PROVIDED DATA:
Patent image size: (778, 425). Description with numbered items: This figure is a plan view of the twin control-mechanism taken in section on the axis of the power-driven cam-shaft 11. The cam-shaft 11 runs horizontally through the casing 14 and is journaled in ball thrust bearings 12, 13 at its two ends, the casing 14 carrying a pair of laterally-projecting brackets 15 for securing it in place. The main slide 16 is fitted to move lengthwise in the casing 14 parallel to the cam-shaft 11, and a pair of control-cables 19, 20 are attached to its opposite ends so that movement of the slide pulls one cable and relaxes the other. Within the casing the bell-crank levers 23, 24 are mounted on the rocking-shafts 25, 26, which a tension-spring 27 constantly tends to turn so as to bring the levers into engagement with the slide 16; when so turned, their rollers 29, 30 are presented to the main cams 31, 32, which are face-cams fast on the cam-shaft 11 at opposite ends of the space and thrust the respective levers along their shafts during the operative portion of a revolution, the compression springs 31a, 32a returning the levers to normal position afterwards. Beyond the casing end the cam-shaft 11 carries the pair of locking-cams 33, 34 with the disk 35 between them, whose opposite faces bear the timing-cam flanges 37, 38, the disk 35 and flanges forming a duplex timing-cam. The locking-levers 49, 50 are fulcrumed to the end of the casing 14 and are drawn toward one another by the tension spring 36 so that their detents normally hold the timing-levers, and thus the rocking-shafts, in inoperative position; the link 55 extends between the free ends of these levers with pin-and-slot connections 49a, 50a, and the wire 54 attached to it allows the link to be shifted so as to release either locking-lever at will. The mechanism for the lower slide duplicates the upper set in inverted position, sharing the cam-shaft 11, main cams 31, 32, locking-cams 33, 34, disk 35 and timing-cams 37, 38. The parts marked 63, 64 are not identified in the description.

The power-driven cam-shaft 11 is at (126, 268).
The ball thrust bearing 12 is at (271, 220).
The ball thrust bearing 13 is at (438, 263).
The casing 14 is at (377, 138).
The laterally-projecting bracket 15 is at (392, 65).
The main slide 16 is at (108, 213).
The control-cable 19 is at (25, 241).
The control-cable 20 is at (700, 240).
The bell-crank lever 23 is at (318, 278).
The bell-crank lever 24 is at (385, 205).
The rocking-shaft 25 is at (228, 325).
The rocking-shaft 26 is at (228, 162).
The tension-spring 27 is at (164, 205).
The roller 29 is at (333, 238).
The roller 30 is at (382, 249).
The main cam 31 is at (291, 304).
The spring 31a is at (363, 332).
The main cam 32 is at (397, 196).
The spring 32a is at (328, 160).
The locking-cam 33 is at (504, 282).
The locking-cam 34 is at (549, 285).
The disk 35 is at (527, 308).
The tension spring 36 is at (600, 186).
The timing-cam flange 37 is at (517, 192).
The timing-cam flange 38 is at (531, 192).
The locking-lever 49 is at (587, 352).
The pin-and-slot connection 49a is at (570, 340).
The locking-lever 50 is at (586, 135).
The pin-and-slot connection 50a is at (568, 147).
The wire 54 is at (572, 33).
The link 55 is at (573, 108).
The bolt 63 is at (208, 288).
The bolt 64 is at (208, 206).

EXERCISE TASK:
Identify each line in the entries above that contains the word "wire", with case counting, and copy those lines.

COMPLETE ANSWER:
Patent image size: (778, 425). Description with numbered items: This figure is a plan view of the twin control-mechanism taken in section on the axis of the power-driven cam-shaft 11. The cam-shaft 11 runs horizontally through the casing 14 and is journaled in ball thrust bearings 12, 13 at its two ends, the casing 14 carrying a pair of laterally-projecting brackets 15 for securing it in place. The main slide 16 is fitted to move lengthwise in the casing 14 parallel to the cam-shaft 11, and a pair of control-cables 19, 20 are attached to its opposite ends so that movement of the slide pulls one cable and relaxes the other. Within the casing the bell-crank levers 23, 24 are mounted on the rocking-shafts 25, 26, which a tension-spring 27 constantly tends to turn so as to bring the levers into engagement with the slide 16; when so turned, their rollers 29, 30 are presented to the main cams 31, 32, which are face-cams fast on the cam-shaft 11 at opposite ends of the space and thrust the respective levers along their shafts during the operative portion of a revolution, the compression springs 31a, 32a returning the levers to normal position afterwards. Beyond the casing end the cam-shaft 11 carries the pair of locking-cams 33, 34 with the disk 35 between them, whose opposite faces bear the timing-cam flanges 37, 38, the disk 35 and flanges forming a duplex timing-cam. The locking-levers 49, 50 are fulcrumed to the end of the casing 14 and are drawn toward one another by the tension spring 36 so that their detents normally hold the timing-levers, and thus the rocking-shafts, in inoperative position; the link 55 extends between the free ends of these levers with pin-and-slot connections 49a, 50a, and the wire 54 attached to it allows the link to be shifted so as to release either locking-lever at will. The mechanism for the lower slide duplicates the upper set in inverted position, sharing the cam-shaft 11, main cams 31, 32, locking-cams 33, 34, disk 35 and timing-cams 37, 38. The parts marked 63, 64 are not identified in the description.
The wire 54 is at (572, 33).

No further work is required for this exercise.